== Work instructions ==
Copy each line of the data below with the word "attach".

>> Begin Information supplied

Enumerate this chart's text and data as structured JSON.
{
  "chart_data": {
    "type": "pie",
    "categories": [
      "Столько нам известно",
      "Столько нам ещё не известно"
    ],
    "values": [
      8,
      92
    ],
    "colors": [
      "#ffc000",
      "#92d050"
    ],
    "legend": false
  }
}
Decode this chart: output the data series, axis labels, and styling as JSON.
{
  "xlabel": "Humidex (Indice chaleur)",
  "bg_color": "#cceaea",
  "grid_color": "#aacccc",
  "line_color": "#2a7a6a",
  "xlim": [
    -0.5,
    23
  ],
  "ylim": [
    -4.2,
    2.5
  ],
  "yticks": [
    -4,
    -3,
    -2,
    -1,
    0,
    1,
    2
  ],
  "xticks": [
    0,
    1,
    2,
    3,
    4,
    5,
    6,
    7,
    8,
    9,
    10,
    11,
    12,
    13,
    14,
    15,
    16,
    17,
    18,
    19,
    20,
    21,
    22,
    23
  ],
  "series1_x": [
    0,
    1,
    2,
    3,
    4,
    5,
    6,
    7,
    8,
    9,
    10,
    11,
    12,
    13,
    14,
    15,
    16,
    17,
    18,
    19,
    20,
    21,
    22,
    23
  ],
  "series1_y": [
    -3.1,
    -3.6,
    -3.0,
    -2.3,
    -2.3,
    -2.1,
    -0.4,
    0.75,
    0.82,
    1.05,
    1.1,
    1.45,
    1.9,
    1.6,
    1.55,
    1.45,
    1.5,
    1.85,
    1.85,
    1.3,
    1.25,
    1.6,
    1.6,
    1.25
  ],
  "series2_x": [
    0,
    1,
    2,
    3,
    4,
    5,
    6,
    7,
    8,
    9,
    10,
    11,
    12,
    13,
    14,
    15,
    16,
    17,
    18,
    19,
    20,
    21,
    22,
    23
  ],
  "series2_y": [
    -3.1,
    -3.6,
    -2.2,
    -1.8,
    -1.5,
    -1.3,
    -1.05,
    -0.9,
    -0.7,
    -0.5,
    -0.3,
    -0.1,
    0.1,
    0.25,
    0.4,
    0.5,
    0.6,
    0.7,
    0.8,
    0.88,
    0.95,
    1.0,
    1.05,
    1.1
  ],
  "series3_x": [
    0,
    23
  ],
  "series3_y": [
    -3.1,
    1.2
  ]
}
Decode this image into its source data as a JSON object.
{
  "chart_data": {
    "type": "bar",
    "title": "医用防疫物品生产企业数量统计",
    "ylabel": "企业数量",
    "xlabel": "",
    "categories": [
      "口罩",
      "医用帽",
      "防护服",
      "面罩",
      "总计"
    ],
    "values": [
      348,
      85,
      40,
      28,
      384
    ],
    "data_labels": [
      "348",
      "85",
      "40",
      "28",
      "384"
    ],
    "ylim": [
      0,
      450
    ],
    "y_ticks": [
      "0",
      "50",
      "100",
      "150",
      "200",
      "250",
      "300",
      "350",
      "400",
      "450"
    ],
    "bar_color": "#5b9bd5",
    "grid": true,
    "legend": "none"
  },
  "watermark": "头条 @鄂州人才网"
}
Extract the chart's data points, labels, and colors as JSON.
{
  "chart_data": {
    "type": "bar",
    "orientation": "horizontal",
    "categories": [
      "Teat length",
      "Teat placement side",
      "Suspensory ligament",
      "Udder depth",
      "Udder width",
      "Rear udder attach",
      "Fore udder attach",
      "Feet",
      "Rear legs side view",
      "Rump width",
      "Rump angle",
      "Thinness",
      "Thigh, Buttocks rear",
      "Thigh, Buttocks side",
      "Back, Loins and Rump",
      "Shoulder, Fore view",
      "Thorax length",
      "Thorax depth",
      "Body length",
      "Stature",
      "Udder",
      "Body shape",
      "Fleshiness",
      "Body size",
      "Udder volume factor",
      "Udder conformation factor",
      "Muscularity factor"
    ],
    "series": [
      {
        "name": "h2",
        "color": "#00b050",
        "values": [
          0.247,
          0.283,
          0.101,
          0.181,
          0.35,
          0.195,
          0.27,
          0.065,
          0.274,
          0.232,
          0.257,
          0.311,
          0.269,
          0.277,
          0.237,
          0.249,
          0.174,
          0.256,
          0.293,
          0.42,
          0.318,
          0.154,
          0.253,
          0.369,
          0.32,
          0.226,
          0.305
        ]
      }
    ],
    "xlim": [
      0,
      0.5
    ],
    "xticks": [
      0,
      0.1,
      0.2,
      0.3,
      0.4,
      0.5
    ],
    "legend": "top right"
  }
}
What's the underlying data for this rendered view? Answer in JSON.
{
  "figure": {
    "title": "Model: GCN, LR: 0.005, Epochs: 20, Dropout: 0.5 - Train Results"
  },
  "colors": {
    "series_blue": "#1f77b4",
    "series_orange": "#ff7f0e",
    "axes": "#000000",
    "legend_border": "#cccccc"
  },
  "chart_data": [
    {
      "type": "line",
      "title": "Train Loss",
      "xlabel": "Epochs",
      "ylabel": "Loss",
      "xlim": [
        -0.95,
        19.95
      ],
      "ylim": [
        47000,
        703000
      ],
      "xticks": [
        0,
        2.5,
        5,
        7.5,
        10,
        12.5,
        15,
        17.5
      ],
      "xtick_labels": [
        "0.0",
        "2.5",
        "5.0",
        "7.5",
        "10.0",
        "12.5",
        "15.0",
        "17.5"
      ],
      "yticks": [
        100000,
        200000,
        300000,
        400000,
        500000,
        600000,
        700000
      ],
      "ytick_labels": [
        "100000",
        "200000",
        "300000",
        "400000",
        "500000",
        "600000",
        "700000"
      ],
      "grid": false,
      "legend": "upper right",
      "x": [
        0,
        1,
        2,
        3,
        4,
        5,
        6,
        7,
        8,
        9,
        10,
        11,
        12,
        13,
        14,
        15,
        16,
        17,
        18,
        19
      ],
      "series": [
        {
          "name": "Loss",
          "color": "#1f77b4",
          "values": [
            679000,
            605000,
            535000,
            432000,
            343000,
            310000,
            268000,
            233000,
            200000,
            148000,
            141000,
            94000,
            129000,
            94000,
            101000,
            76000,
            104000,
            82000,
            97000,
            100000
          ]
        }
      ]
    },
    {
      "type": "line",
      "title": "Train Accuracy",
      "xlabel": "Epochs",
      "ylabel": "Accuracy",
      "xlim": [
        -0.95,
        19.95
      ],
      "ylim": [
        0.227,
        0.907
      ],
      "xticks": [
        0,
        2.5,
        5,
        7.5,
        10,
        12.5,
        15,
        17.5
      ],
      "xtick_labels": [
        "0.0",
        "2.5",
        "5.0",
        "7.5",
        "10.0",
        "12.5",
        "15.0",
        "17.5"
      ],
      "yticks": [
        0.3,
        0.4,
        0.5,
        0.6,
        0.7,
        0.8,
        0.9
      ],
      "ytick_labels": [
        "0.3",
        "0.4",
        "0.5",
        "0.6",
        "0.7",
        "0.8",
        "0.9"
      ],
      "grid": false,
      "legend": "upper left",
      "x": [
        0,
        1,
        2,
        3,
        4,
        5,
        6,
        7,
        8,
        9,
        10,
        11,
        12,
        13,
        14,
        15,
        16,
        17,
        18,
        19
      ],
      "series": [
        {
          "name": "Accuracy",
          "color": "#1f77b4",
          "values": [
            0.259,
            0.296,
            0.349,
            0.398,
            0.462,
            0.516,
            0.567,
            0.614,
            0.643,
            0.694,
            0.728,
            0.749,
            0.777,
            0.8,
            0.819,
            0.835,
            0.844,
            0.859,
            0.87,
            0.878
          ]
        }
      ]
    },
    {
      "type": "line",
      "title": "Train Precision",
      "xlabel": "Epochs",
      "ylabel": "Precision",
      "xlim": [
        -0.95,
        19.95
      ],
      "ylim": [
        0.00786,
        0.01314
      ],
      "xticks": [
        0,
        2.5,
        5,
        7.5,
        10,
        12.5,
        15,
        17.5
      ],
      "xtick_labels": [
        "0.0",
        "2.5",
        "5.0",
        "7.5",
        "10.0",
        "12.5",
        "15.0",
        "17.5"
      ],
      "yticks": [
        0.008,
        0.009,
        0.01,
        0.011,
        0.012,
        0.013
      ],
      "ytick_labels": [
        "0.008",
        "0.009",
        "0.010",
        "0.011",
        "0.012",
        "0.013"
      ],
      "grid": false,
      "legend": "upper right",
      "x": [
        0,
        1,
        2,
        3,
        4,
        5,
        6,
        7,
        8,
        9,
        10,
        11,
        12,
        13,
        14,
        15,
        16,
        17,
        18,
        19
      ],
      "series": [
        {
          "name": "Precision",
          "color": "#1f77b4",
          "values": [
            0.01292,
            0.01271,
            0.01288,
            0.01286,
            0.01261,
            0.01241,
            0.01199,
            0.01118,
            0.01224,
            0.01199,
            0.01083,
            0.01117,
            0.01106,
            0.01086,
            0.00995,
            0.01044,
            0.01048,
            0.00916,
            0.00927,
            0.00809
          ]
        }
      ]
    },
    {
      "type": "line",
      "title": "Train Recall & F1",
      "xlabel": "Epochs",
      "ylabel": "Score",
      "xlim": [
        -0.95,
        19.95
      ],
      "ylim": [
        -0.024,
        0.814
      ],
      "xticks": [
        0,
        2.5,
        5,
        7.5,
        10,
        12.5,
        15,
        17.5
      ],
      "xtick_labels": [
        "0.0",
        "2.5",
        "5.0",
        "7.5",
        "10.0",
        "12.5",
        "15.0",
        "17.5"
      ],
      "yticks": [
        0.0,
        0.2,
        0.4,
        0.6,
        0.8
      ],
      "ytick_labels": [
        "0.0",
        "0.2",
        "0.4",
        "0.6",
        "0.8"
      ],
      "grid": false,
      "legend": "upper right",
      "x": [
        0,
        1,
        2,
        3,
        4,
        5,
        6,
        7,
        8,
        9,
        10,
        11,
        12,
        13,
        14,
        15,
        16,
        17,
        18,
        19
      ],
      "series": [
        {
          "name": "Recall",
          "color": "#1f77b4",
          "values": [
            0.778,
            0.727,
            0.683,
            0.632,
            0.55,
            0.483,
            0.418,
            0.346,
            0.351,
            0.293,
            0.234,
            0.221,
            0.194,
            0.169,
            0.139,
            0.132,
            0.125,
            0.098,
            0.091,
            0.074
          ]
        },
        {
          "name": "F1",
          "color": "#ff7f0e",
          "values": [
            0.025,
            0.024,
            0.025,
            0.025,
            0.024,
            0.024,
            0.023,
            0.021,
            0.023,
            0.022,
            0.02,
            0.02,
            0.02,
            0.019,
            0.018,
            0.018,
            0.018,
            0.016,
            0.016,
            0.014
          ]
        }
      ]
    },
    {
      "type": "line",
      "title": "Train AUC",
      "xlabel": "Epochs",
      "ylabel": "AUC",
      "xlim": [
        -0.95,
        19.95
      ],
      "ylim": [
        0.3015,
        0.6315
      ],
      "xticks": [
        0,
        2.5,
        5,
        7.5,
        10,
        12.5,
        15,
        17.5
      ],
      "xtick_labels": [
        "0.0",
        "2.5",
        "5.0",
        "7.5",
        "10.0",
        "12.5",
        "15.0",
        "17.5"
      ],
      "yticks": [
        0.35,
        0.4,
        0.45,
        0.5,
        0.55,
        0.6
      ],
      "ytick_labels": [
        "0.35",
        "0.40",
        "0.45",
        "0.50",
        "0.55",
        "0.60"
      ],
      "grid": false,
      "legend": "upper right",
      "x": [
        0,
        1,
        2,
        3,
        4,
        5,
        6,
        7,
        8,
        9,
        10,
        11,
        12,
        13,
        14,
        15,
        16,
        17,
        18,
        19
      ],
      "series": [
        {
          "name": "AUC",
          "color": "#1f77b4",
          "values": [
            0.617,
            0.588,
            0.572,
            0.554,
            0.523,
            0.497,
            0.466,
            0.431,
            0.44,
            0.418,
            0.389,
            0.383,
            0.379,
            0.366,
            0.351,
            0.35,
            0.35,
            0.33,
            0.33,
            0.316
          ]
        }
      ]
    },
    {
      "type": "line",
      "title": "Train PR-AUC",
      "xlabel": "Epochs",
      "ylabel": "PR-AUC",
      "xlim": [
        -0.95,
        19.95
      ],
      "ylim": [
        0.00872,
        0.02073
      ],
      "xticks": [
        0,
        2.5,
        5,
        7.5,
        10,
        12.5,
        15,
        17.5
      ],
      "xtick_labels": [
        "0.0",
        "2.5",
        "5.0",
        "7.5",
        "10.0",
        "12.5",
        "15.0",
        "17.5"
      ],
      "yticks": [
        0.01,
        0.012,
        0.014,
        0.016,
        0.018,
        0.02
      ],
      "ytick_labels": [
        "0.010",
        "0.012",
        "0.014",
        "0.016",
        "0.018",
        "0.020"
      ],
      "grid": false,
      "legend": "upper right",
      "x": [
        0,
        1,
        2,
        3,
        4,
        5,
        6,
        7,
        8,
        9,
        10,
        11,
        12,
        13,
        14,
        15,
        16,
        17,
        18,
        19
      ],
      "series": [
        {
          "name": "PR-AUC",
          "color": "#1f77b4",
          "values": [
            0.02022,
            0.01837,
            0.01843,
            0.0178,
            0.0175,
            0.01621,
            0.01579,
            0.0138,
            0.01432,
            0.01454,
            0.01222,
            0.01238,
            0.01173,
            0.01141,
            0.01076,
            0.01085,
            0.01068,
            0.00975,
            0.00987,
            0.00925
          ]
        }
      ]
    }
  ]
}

>> End Information supplied

== Task result ==
      "Rear udder attach",
      "Fore udder attach",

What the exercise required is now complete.